### Set task
State how many lines of the records contain the string "name". Give the number alone.

* Start Stored records *

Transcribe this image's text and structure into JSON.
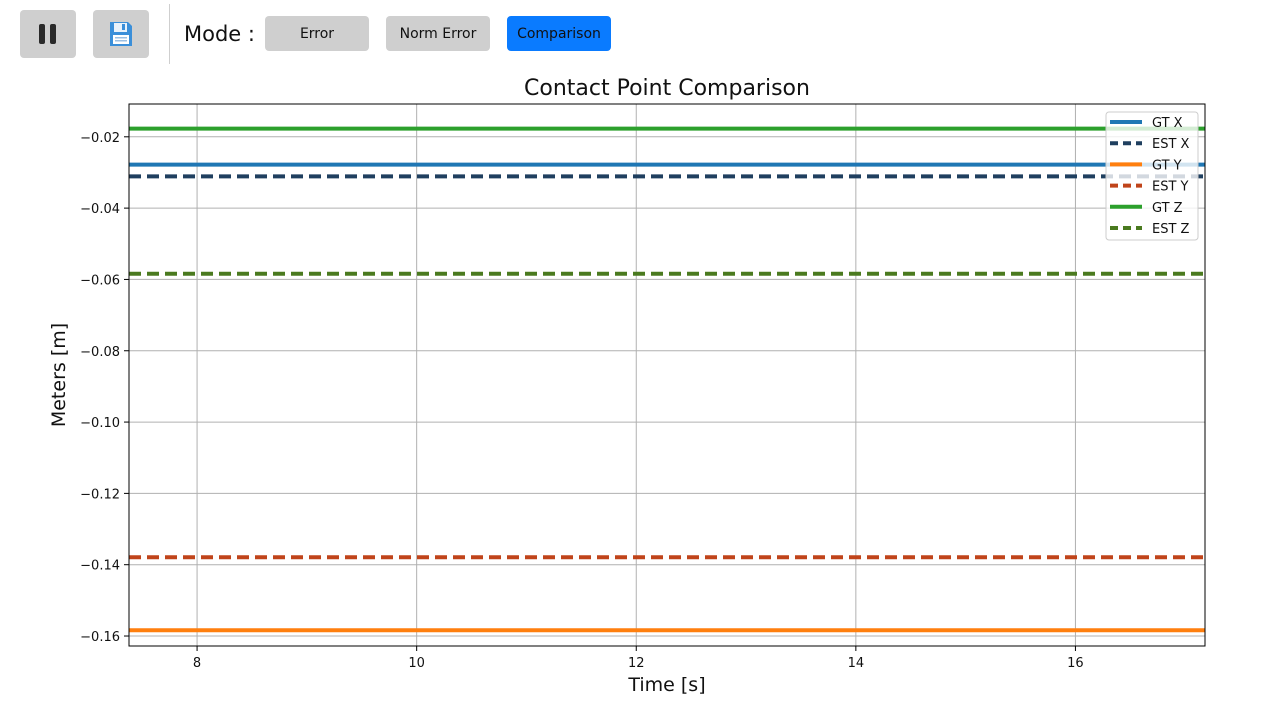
{
  "toolbar": {
    "pause_icon": "pause-icon",
    "save_icon": "floppy-disk-icon",
    "mode_label": "Mode :",
    "modes": [
      {
        "label": "Error",
        "active": false
      },
      {
        "label": "Norm Error",
        "active": false
      },
      {
        "label": "Comparison",
        "active": true
      }
    ],
    "active_color": "#0a7bff",
    "inactive_color": "#cfcfcf"
  },
  "chart_data": {
    "type": "line",
    "title": "Contact Point Comparison",
    "xlabel": "Time [s]",
    "ylabel": "Meters [m]",
    "xlim": [
      7.38,
      17.18
    ],
    "ylim": [
      -0.1628,
      -0.0108
    ],
    "xticks": [
      8,
      10,
      12,
      14,
      16
    ],
    "xtick_labels": [
      "8",
      "10",
      "12",
      "14",
      "16"
    ],
    "yticks": [
      -0.02,
      -0.04,
      -0.06,
      -0.08,
      -0.1,
      -0.12,
      -0.14,
      -0.16
    ],
    "ytick_labels": [
      "−0.02",
      "−0.04",
      "−0.06",
      "−0.08",
      "−0.10",
      "−0.12",
      "−0.14",
      "−0.16"
    ],
    "grid": true,
    "legend_position": "top-right",
    "series": [
      {
        "name": "GT X",
        "color": "#1f77b4",
        "dashed": false,
        "x": [
          7.38,
          17.18
        ],
        "y": [
          -0.0278,
          -0.0278
        ]
      },
      {
        "name": "EST X",
        "color": "#1f3f5f",
        "dashed": true,
        "x": [
          7.38,
          17.18
        ],
        "y": [
          -0.0311,
          -0.0311
        ]
      },
      {
        "name": "GT Y",
        "color": "#ff7f0e",
        "dashed": false,
        "x": [
          7.38,
          17.18
        ],
        "y": [
          -0.1584,
          -0.1584
        ]
      },
      {
        "name": "EST Y",
        "color": "#c0441a",
        "dashed": true,
        "x": [
          7.38,
          17.18
        ],
        "y": [
          -0.1379,
          -0.1379
        ]
      },
      {
        "name": "GT Z",
        "color": "#2ca02c",
        "dashed": false,
        "x": [
          7.38,
          17.18
        ],
        "y": [
          -0.0177,
          -0.0177
        ]
      },
      {
        "name": "EST Z",
        "color": "#4a7a1f",
        "dashed": true,
        "x": [
          7.38,
          17.18
        ],
        "y": [
          -0.0584,
          -0.0584
        ]
      }
    ]
  }
}
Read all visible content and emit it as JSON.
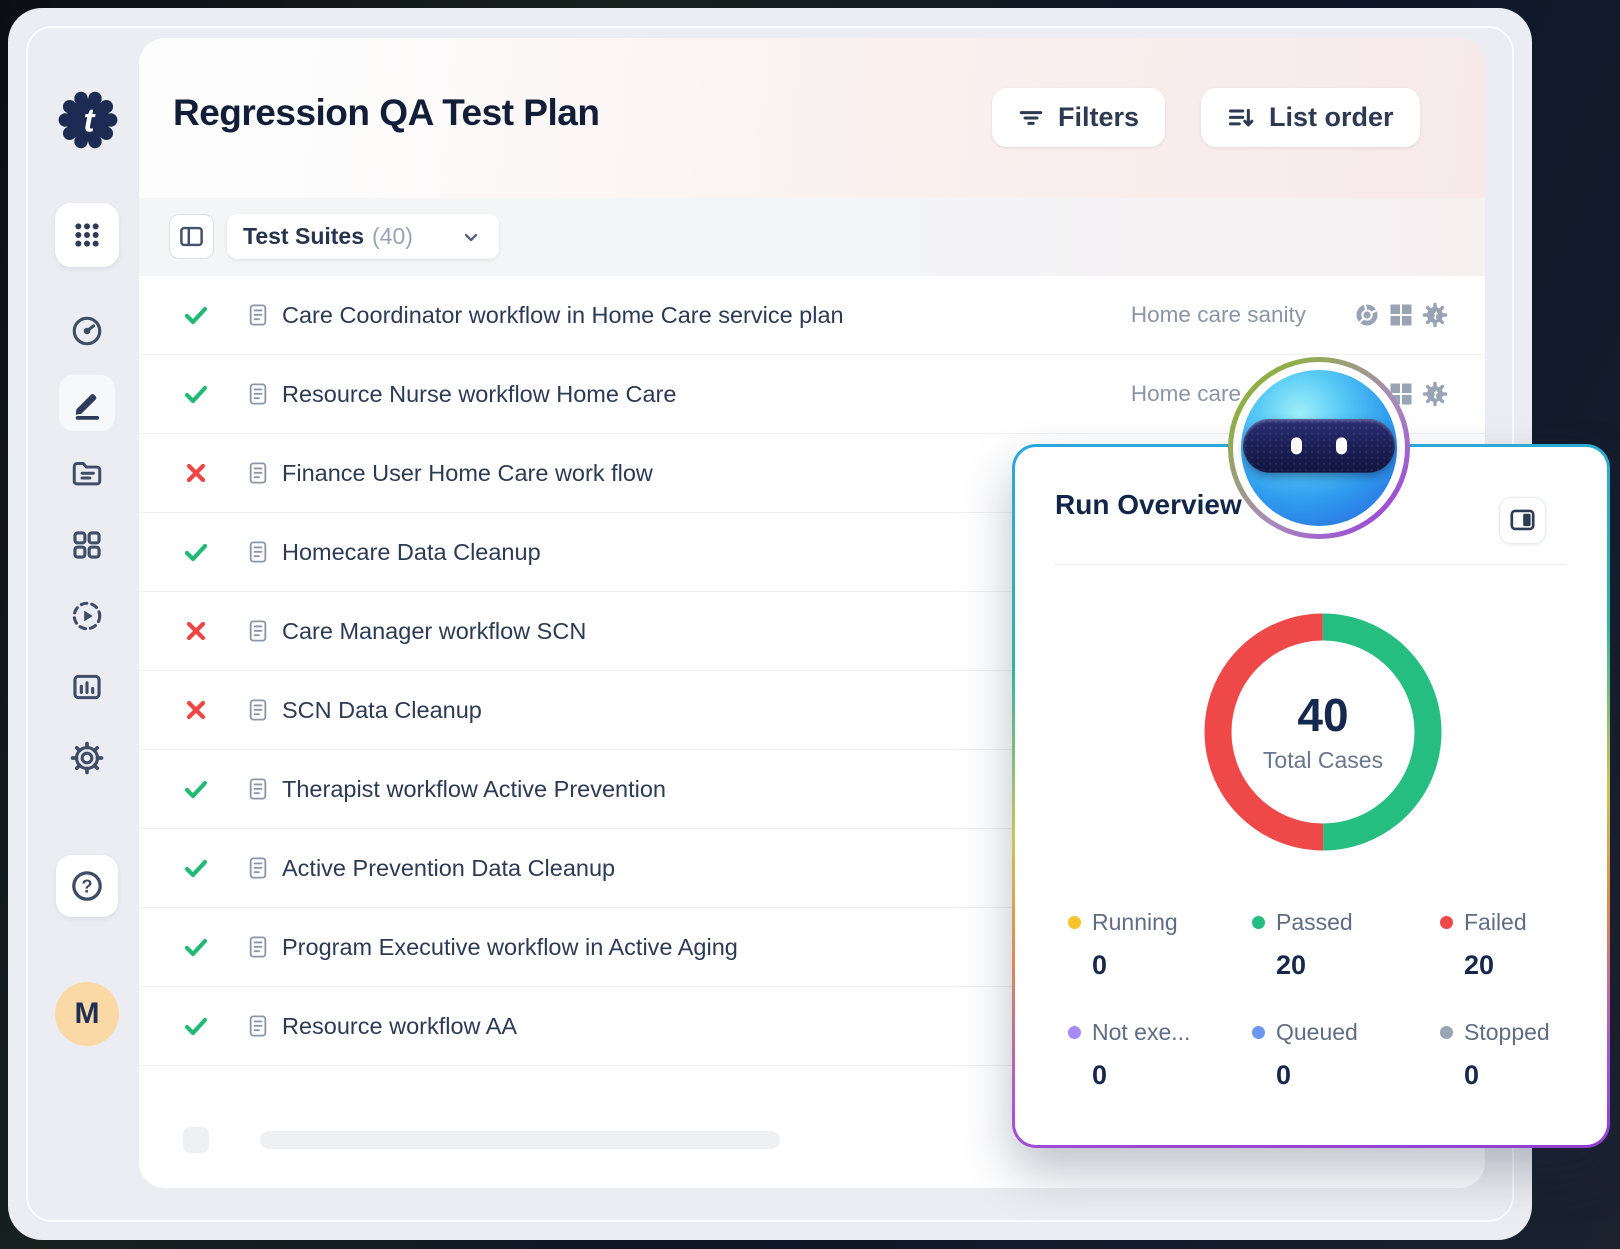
{
  "brand": {
    "logo_icon": "gear-logo",
    "logo_letter": "t"
  },
  "header": {
    "title": "Regression QA Test Plan",
    "filters_button": "Filters",
    "list_order_button": "List order"
  },
  "toolbar": {
    "suites_label": "Test Suites",
    "suites_count": "(40)"
  },
  "sidebar": {
    "items": [
      {
        "icon": "apps-grid-icon"
      },
      {
        "icon": "dashboard-gauge-icon"
      },
      {
        "icon": "edit-pencil-icon",
        "active": true
      },
      {
        "icon": "folder-icon"
      },
      {
        "icon": "elements-grid-icon"
      },
      {
        "icon": "run-play-icon"
      },
      {
        "icon": "reports-chart-icon"
      },
      {
        "icon": "settings-gear-icon"
      }
    ],
    "help_glyph": "?",
    "avatar_initial": "M"
  },
  "rows": [
    {
      "status": "passed",
      "title": "Care Coordinator workflow in Home Care service plan",
      "suite": "Home care sanity",
      "env_icons": [
        "chrome-icon",
        "windows-icon",
        "agent-gear-icon"
      ]
    },
    {
      "status": "passed",
      "title": "Resource Nurse workflow Home Care",
      "suite": "Home care sanity",
      "env_icons": [
        "chrome-icon",
        "windows-icon",
        "agent-gear-icon"
      ]
    },
    {
      "status": "failed",
      "title": "Finance User Home Care work flow"
    },
    {
      "status": "passed",
      "title": "Homecare Data Cleanup"
    },
    {
      "status": "failed",
      "title": "Care Manager workflow SCN"
    },
    {
      "status": "failed",
      "title": "SCN Data Cleanup"
    },
    {
      "status": "passed",
      "title": "Therapist workflow Active Prevention"
    },
    {
      "status": "passed",
      "title": "Active Prevention Data Cleanup"
    },
    {
      "status": "passed",
      "title": "Program Executive workflow in Active Aging"
    },
    {
      "status": "passed",
      "title": "Resource workflow AA"
    }
  ],
  "run_overview": {
    "title": "Run Overview",
    "collapse_icon": "panel-right-icon",
    "chart_data": {
      "type": "pie",
      "title": "Run Overview",
      "center_value": "40",
      "center_label": "Total Cases",
      "donut_start": "top",
      "direction": "clockwise",
      "legend_position": "bottom",
      "segments": [
        {
          "name": "Passed",
          "value": 20,
          "color": "#25BE80"
        },
        {
          "name": "Failed",
          "value": 20,
          "color": "#EE4848"
        }
      ],
      "legend": [
        {
          "label": "Running",
          "value": "0",
          "color": "#F6C52B"
        },
        {
          "label": "Passed",
          "value": "20",
          "color": "#25BE80"
        },
        {
          "label": "Failed",
          "value": "20",
          "color": "#EE4848"
        },
        {
          "label": "Not exe...",
          "value": "0",
          "color": "#A78BFA"
        },
        {
          "label": "Queued",
          "value": "0",
          "color": "#6B97F0"
        },
        {
          "label": "Stopped",
          "value": "0",
          "color": "#9AA4B2"
        }
      ]
    }
  },
  "bot": {
    "icon": "assistant-bot-avatar"
  },
  "colors": {
    "passed_green": "#21BA74",
    "failed_red": "#EE4545",
    "navy_text": "#16223C",
    "muted_text": "#8B95A7",
    "panel_border_top": "#2BA7E1",
    "panel_border_bottom": "#8E3FD0",
    "avatar_bg": "#FBD9A7"
  }
}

* End Stored records *

### Final result
8